= Challenge =
The records below should be written out again, exactly.

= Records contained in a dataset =
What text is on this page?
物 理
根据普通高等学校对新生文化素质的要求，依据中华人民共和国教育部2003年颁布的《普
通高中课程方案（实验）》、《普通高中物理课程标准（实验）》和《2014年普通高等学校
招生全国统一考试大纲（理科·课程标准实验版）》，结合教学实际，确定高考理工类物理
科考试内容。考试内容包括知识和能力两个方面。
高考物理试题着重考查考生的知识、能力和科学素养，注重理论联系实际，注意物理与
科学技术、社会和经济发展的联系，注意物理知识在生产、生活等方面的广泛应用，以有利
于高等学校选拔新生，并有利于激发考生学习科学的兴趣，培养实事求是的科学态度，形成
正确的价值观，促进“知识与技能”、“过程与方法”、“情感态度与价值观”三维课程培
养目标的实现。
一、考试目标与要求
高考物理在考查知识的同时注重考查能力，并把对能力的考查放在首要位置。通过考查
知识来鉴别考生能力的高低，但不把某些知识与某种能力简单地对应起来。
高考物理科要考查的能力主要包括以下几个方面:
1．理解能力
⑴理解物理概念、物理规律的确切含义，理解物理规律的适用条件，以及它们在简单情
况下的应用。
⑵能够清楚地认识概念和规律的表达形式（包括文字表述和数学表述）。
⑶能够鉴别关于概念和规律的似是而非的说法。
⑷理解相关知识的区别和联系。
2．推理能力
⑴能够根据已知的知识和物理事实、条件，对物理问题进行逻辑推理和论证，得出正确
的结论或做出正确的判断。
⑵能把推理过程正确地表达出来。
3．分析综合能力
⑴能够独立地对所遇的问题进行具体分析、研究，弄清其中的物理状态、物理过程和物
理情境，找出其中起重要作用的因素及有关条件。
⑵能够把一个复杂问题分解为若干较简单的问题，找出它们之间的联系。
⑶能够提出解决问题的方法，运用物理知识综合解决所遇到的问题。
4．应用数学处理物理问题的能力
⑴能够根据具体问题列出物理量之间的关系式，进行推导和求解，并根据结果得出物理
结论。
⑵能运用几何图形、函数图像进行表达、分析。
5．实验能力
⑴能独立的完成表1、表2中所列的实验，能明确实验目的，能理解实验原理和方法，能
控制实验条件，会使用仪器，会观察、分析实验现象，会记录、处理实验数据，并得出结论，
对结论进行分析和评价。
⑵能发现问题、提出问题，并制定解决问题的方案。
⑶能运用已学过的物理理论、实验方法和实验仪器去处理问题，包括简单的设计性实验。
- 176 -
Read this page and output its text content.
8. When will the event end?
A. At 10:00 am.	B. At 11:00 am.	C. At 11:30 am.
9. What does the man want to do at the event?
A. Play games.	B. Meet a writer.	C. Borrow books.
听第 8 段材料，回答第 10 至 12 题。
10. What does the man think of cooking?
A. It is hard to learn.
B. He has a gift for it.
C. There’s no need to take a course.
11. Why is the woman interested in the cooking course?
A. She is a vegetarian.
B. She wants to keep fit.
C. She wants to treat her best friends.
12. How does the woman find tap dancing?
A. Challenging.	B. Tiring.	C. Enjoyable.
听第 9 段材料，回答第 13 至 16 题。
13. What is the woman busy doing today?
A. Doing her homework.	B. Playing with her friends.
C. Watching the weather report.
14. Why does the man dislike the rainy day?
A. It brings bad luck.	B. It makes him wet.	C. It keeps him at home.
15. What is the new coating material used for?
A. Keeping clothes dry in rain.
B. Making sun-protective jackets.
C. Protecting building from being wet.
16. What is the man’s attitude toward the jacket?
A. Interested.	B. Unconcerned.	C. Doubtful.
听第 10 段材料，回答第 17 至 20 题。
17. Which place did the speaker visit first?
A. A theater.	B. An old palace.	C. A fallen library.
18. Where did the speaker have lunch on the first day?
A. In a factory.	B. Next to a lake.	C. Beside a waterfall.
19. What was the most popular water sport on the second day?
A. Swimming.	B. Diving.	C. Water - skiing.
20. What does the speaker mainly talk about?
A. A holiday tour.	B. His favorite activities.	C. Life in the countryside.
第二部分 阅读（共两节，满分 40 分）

= Reply to the exercise =
What text is on this page?
物 理
根据普通高等学校对新生文化素质的要求，依据中华人民共和国教育部2003年颁布的《普
通高中课程方案（实验）》、《普通高中物理课程标准（实验）》和《2014年普通高等学校
招生全国统一考试大纲（理科·课程标准实验版）》，结合教学实际，确定高考理工类物理
科考试内容。考试内容包括知识和能力两个方面。
高考物理试题着重考查考生的知识、能力和科学素养，注重理论联系实际，注意物理与
科学技术、社会和经济发展的联系，注意物理知识在生产、生活等方面的广泛应用，以有利
于高等学校选拔新生，并有利于激发考生学习科学的兴趣，培养实事求是的科学态度，形成
正确的价值观，促进“知识与技能”、“过程与方法”、“情感态度与价值观”三维课程培
养目标的实现。
一、考试目标与要求
高考物理在考查知识的同时注重考查能力，并把对能力的考查放在首要位置。通过考查
知识来鉴别考生能力的高低，但不把某些知识与某种能力简单地对应起来。
高考物理科要考查的能力主要包括以下几个方面:
1．理解能力
⑴理解物理概念、物理规律的确切含义，理解物理规律的适用条件，以及它们在简单情
况下的应用。
⑵能够清楚地认识概念和规律的表达形式（包括文字表述和数学表述）。
⑶能够鉴别关于概念和规律的似是而非的说法。
⑷理解相关知识的区别和联系。
2．推理能力
⑴能够根据已知的知识和物理事实、条件，对物理问题进行逻辑推理和论证，得出正确
的结论或做出正确的判断。
⑵能把推理过程正确地表达出来。
3．分析综合能力
⑴能够独立地对所遇的问题进行具体分析、研究，弄清其中的物理状态、物理过程和物
理情境，找出其中起重要作用的因素及有关条件。
⑵能够把一个复杂问题分解为若干较简单的问题，找出它们之间的联系。
⑶能够提出解决问题的方法，运用物理知识综合解决所遇到的问题。
4．应用数学处理物理问题的能力
⑴能够根据具体问题列出物理量之间的关系式，进行推导和求解，并根据结果得出物理
结论。
⑵能运用几何图形、函数图像进行表达、分析。
5．实验能力
⑴能独立的完成表1、表2中所列的实验，能明确实验目的，能理解实验原理和方法，能
控制实验条件，会使用仪器，会观察、分析实验现象，会记录、处理实验数据，并得出结论，
对结论进行分析和评价。
⑵能发现问题、提出问题，并制定解决问题的方案。
⑶能运用已学过的物理理论、实验方法和实验仪器去处理问题，包括简单的设计性实验。
- 176 -
Read this page and output its text content.
8. When will the event end?
A. At 10:00 am.	B. At 11:00 am.	C. At 11:30 am.
9. What does the man want to do at the event?
A. Play games.	B. Meet a writer.	C. Borrow books.
听第 8 段材料，回答第 10 至 12 题。
10. What does the man think of cooking?
A. It is hard to learn.
B. He has a gift for it.
C. There’s no need to take a course.
11. Why is the woman interested in the cooking course?
A. She is a vegetarian.
B. She wants to keep fit.
C. She wants to treat her best friends.
12. How does the woman find tap dancing?
A. Challenging.	B. Tiring.	C. Enjoyable.
听第 9 段材料，回答第 13 至 16 题。
13. What is the woman busy doing today?
A. Doing her homework.	B. Playing with her friends.
C. Watching the weather report.
14. Why does the man dislike the rainy day?
A. It brings bad luck.	B. It makes him wet.	C. It keeps him at home.
15. What is the new coating material used for?
A. Keeping clothes dry in rain.
B. Making sun-protective jackets.
C. Protecting building from being wet.
16. What is the man’s attitude toward the jacket?
A. Interested.	B. Unconcerned.	C. Doubtful.
听第 10 段材料，回答第 17 至 20 题。
17. Which place did the speaker visit first?
A. A theater.	B. An old palace.	C. A fallen library.
18. Where did the speaker have lunch on the first day?
A. In a factory.	B. Next to a lake.	C. Beside a waterfall.
19. What was the most popular water sport on the second day?
A. Swimming.	B. Diving.	C. Water - skiing.
20. What does the speaker mainly talk about?
A. A holiday tour.	B. His favorite activities.	C. Life in the countryside.
第二部分 阅读（共两节，满分 40 分）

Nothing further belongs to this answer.